§ What you are asked to do
Will you quote only the lines starting at the one that contains "Decode this image" and ending with the last line of the listing below, inclusive?

§ Materials provided
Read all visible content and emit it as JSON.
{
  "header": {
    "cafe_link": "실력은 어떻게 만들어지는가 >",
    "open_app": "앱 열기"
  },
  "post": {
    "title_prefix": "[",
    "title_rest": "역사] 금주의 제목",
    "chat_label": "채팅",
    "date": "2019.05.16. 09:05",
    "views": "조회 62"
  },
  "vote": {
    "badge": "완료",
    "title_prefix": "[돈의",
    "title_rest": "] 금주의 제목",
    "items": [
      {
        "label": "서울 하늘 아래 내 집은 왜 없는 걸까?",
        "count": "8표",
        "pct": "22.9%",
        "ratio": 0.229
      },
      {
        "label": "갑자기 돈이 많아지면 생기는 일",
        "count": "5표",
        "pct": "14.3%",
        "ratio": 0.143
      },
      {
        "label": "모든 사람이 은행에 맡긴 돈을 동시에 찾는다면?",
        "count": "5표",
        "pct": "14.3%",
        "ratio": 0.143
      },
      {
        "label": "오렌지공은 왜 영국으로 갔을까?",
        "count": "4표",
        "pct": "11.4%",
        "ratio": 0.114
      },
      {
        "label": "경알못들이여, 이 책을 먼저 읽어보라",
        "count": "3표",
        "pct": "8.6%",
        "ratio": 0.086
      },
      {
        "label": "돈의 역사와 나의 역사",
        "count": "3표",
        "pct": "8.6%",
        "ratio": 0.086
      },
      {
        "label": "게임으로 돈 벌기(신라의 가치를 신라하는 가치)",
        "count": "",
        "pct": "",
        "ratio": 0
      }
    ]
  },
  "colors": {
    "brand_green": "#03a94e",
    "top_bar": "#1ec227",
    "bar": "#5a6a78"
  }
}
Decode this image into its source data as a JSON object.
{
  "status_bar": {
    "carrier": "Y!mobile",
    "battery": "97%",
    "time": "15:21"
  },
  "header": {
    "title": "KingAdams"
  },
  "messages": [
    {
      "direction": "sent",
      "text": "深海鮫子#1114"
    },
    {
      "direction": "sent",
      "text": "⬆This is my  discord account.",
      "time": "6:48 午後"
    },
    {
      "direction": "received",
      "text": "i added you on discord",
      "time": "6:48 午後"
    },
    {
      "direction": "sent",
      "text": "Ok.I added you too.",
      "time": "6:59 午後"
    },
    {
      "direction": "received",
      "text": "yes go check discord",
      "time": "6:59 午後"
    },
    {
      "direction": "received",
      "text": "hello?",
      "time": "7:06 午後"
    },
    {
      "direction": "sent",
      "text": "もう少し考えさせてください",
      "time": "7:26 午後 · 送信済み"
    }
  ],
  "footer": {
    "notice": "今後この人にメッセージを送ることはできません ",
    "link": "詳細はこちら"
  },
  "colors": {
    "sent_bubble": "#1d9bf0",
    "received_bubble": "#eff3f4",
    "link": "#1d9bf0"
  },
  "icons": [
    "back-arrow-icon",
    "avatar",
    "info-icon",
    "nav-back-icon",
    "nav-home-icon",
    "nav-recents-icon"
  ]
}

§ Correct response
Decode this image into its source data as a JSON object.
{
  "status_bar": {
    "carrier": "Y!mobile",
    "battery": "97%",
    "time": "15:21"
  },
  "header": {
    "title": "KingAdams"
  },
  "messages": [
    {
      "direction": "sent",
      "text": "深海鮫子#1114"
    },
    {
      "direction": "sent",
      "text": "⬆This is my  discord account.",
      "time": "6:48 午後"
    },
    {
      "direction": "received",
      "text": "i added you on discord",
      "time": "6:48 午後"
    },
    {
      "direction": "sent",
      "text": "Ok.I added you too.",
      "time": "6:59 午後"
    },
    {
      "direction": "received",
      "text": "yes go check discord",
      "time": "6:59 午後"
    },
    {
      "direction": "received",
      "text": "hello?",
      "time": "7:06 午後"
    },
    {
      "direction": "sent",
      "text": "もう少し考えさせてください",
      "time": "7:26 午後 · 送信済み"
    }
  ],
  "footer": {
    "notice": "今後この人にメッセージを送ることはできません ",
    "link": "詳細はこちら"
  },
  "colors": {
    "sent_bubble": "#1d9bf0",
    "received_bubble": "#eff3f4",
    "link": "#1d9bf0"
  },
  "icons": [
    "back-arrow-icon",
    "avatar",
    "info-icon",
    "nav-back-icon",
    "nav-home-icon",
    "nav-recents-icon"
  ]
}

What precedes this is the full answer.